* What you are asked to do *
Bring together all lines of the material below that contain the string "name".

* Recorded data *
-- Begin --
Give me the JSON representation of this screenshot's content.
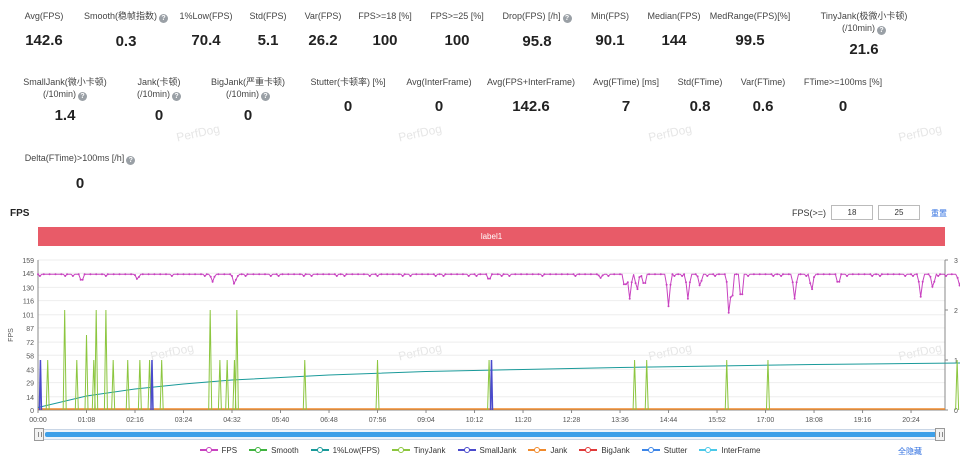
{
  "metrics_row1": [
    {
      "label": "Avg(FPS)",
      "value": "142.6"
    },
    {
      "label": "Smooth(稳帧指数)",
      "value": "0.3",
      "help": true
    },
    {
      "label": "1%Low(FPS)",
      "value": "70.4"
    },
    {
      "label": "Std(FPS)",
      "value": "5.1"
    },
    {
      "label": "Var(FPS)",
      "value": "26.2"
    },
    {
      "label": "FPS>=18 [%]",
      "value": "100"
    },
    {
      "label": "FPS>=25 [%]",
      "value": "100"
    },
    {
      "label": "Drop(FPS) [/h]",
      "value": "95.8",
      "help": true
    },
    {
      "label": "Min(FPS)",
      "value": "90.1"
    },
    {
      "label": "Median(FPS)",
      "value": "144"
    },
    {
      "label": "MedRange(FPS)[%]",
      "value": "99.5"
    },
    {
      "label": "TinyJank(极微小卡顿)",
      "label2": "(/10min)",
      "value": "21.6",
      "help": true
    }
  ],
  "metrics_row2": [
    {
      "label": "SmallJank(微小卡顿)",
      "label2": "(/10min)",
      "value": "1.4",
      "help": true
    },
    {
      "label": "Jank(卡顿)",
      "label2": "(/10min)",
      "value": "0",
      "help": true
    },
    {
      "label": "BigJank(严重卡顿)",
      "label2": "(/10min)",
      "value": "0",
      "help": true
    },
    {
      "label": "Stutter(卡顿率) [%]",
      "value": "0"
    },
    {
      "label": "Avg(InterFrame)",
      "value": "0"
    },
    {
      "label": "Avg(FPS+InterFrame)",
      "value": "142.6"
    },
    {
      "label": "Avg(FTime) [ms]",
      "value": "7"
    },
    {
      "label": "Std(FTime)",
      "value": "0.8"
    },
    {
      "label": "Var(FTime)",
      "value": "0.6"
    },
    {
      "label": "FTime>=100ms [%]",
      "value": "0"
    }
  ],
  "metrics_row3": [
    {
      "label": "Delta(FTime)>100ms [/h]",
      "value": "0",
      "help": true
    }
  ],
  "watermark": "PerfDog",
  "help_glyph": "?",
  "section_title": "FPS",
  "threshold": {
    "label": "FPS(>=)",
    "low": "18",
    "high": "25",
    "reset": "重置"
  },
  "label_bar": "label1",
  "hide_all": "全隐藏",
  "colors": {
    "fps": "#c842c0",
    "smooth": "#3fb33f",
    "low1": "#1a9a9a",
    "tinyjank": "#8cc63f",
    "smalljank": "#4a4acc",
    "jank": "#f08a2c",
    "bigjank": "#e03a3a",
    "stutter": "#3d86e8",
    "interframe": "#4ac8e8",
    "label_bar": "#e85b68",
    "scroll": "#3d9fe8"
  },
  "chart_data": {
    "type": "line",
    "ylabel": "FPS",
    "y_ticks": [
      0,
      14,
      29,
      43,
      58,
      72,
      87,
      101,
      116,
      130,
      145,
      159
    ],
    "ylim": [
      0,
      159
    ],
    "y2_ticks": [
      0,
      1,
      2,
      3
    ],
    "y2lim": [
      0,
      3
    ],
    "x_ticks": [
      "00:00",
      "01:08",
      "02:16",
      "03:24",
      "04:32",
      "05:40",
      "06:48",
      "07:56",
      "09:04",
      "10:12",
      "11:20",
      "12:28",
      "13:36",
      "14:44",
      "15:52",
      "17:00",
      "18:08",
      "19:16",
      "20:24"
    ],
    "fps_base": 144,
    "fps_dips": [
      {
        "t": 0.9,
        "v": 135
      },
      {
        "t": 2.05,
        "v": 138
      },
      {
        "t": 3.6,
        "v": 136
      },
      {
        "t": 4.05,
        "v": 132
      },
      {
        "t": 9.3,
        "v": 137
      },
      {
        "t": 11.6,
        "v": 140
      },
      {
        "t": 12.1,
        "v": 128
      },
      {
        "t": 12.2,
        "v": 118
      },
      {
        "t": 12.35,
        "v": 125
      },
      {
        "t": 12.5,
        "v": 130
      },
      {
        "t": 13.0,
        "v": 110
      },
      {
        "t": 13.4,
        "v": 118
      },
      {
        "t": 13.65,
        "v": 130
      },
      {
        "t": 14.25,
        "v": 95
      },
      {
        "t": 14.3,
        "v": 110
      },
      {
        "t": 14.5,
        "v": 112
      },
      {
        "t": 15.6,
        "v": 118
      },
      {
        "t": 15.95,
        "v": 125
      },
      {
        "t": 16.5,
        "v": 132
      },
      {
        "t": 18.2,
        "v": 120
      },
      {
        "t": 18.45,
        "v": 128
      },
      {
        "t": 19.0,
        "v": 132
      },
      {
        "t": 19.25,
        "v": 124
      },
      {
        "t": 19.75,
        "v": 135
      },
      {
        "t": 20.35,
        "v": 130
      },
      {
        "t": 20.9,
        "v": 120
      },
      {
        "t": 21.0,
        "v": 112
      },
      {
        "t": 21.1,
        "v": 104
      }
    ],
    "tinyjank_spikes": [
      {
        "t": 0.2,
        "v": 1.0
      },
      {
        "t": 0.55,
        "v": 2.0
      },
      {
        "t": 0.8,
        "v": 1.0
      },
      {
        "t": 1.0,
        "v": 1.5
      },
      {
        "t": 1.15,
        "v": 1.0
      },
      {
        "t": 1.2,
        "v": 2.0
      },
      {
        "t": 1.4,
        "v": 2.0
      },
      {
        "t": 1.55,
        "v": 1.0
      },
      {
        "t": 1.85,
        "v": 1.0
      },
      {
        "t": 2.1,
        "v": 1.0
      },
      {
        "t": 2.3,
        "v": 1.0
      },
      {
        "t": 2.55,
        "v": 1.0
      },
      {
        "t": 3.55,
        "v": 2.0
      },
      {
        "t": 3.75,
        "v": 1.0
      },
      {
        "t": 3.9,
        "v": 1.0
      },
      {
        "t": 4.05,
        "v": 1.0
      },
      {
        "t": 4.1,
        "v": 2.0
      },
      {
        "t": 5.5,
        "v": 1.0
      },
      {
        "t": 7.0,
        "v": 1.0
      },
      {
        "t": 9.3,
        "v": 1.0
      },
      {
        "t": 12.3,
        "v": 1.0
      },
      {
        "t": 12.55,
        "v": 1.0
      },
      {
        "t": 14.2,
        "v": 1.0
      },
      {
        "t": 15.05,
        "v": 1.0
      },
      {
        "t": 18.95,
        "v": 1.0
      }
    ],
    "smalljank_spikes": [
      {
        "t": 0.05,
        "v": 1.0
      },
      {
        "t": 2.35,
        "v": 1.0
      },
      {
        "t": 9.35,
        "v": 1.0
      }
    ],
    "low1_curve": [
      {
        "t": 0,
        "v": 0.05
      },
      {
        "t": 1.0,
        "v": 0.28
      },
      {
        "t": 2.0,
        "v": 0.42
      },
      {
        "t": 3.0,
        "v": 0.52
      },
      {
        "t": 4.0,
        "v": 0.6
      },
      {
        "t": 6.0,
        "v": 0.7
      },
      {
        "t": 8.0,
        "v": 0.77
      },
      {
        "t": 10.0,
        "v": 0.81
      },
      {
        "t": 12.0,
        "v": 0.85
      },
      {
        "t": 14.0,
        "v": 0.88
      },
      {
        "t": 16.0,
        "v": 0.91
      },
      {
        "t": 18.0,
        "v": 0.93
      },
      {
        "t": 20.0,
        "v": 0.95
      },
      {
        "t": 21.2,
        "v": 0.96
      }
    ],
    "legend": [
      {
        "name": "FPS",
        "color": "#c842c0"
      },
      {
        "name": "Smooth",
        "color": "#3fb33f"
      },
      {
        "name": "1%Low(FPS)",
        "color": "#1a9a9a"
      },
      {
        "name": "TinyJank",
        "color": "#8cc63f"
      },
      {
        "name": "SmallJank",
        "color": "#4a4acc"
      },
      {
        "name": "Jank",
        "color": "#f08a2c"
      },
      {
        "name": "BigJank",
        "color": "#e03a3a"
      },
      {
        "name": "Stutter",
        "color": "#3d86e8"
      },
      {
        "name": "InterFrame",
        "color": "#4ac8e8"
      }
    ]
  }
}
-- End --
* Result of this task *
        "name": "FPS",
        "name": "Smooth",
        "name": "1%Low(FPS)",
        "name": "TinyJank",
        "name": "SmallJank",
        "name": "Jank",
        "name": "BigJank",
        "name": "Stutter",
        "name": "InterFrame",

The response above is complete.